◆ The problem
Report every line from the material that contains the word "формы".

Data records:

- - -

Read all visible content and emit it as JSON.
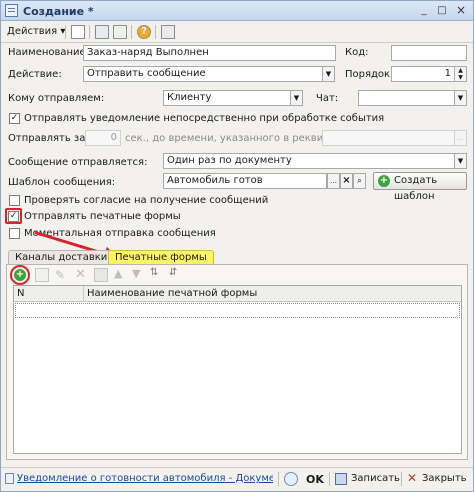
{
  "window": {
    "title": "Создание *",
    "controls": [
      "_",
      "□",
      "×"
    ]
  },
  "toolbar": {
    "actions_label": "Действия",
    "help_label": "?"
  },
  "form": {
    "name_label": "Наименование:",
    "name_value": "Заказ-наряд Выполнен",
    "code_label": "Код:",
    "code_value": "",
    "action_label": "Действие:",
    "action_value": "Отправить сообщение",
    "order_label": "Порядок:",
    "order_value": "1",
    "recipient_label": "Кому отправляем:",
    "recipient_value": "Клиенту",
    "chat_label": "Чат:",
    "chat_value": "",
    "notify_label": "Отправлять уведомление непосредственно при обработке события",
    "send_in_label": "Отправлять за",
    "send_in_value": "0",
    "send_in_suffix": "сек., до времени, указанного в реквизите",
    "sent_label": "Сообщение отправляется:",
    "sent_value": "Один раз по документу",
    "template_label": "Шаблон сообщения:",
    "template_value": "Автомобиль готов",
    "create_template_label": "Создать шаблон",
    "check_consent_label": "Проверять согласие на получение сообщений",
    "send_print_forms_label": "Отправлять печатные формы",
    "instant_send_label": "Моментальная отправка сообщения"
  },
  "tabs": [
    {
      "label": "Каналы доставки"
    },
    {
      "label": "Печатные формы"
    }
  ],
  "grid": {
    "columns": [
      "N",
      "Наименование печатной формы"
    ]
  },
  "status": {
    "link_text": "Уведомление о готовности автомобиля - Документ \"Зака...",
    "ok_label": "OK",
    "save_label": "Записать",
    "close_label": "Закрыть"
  },
  "colors": {
    "accent_tab": "#fff563",
    "highlight": "#d9232c",
    "add_icon": "#3aa43a"
  }
}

- - -

◆ Solved problem
    "send_print_forms_label": "Отправлять печатные формы",
      "label": "Печатные формы"
      "Наименование печатной формы"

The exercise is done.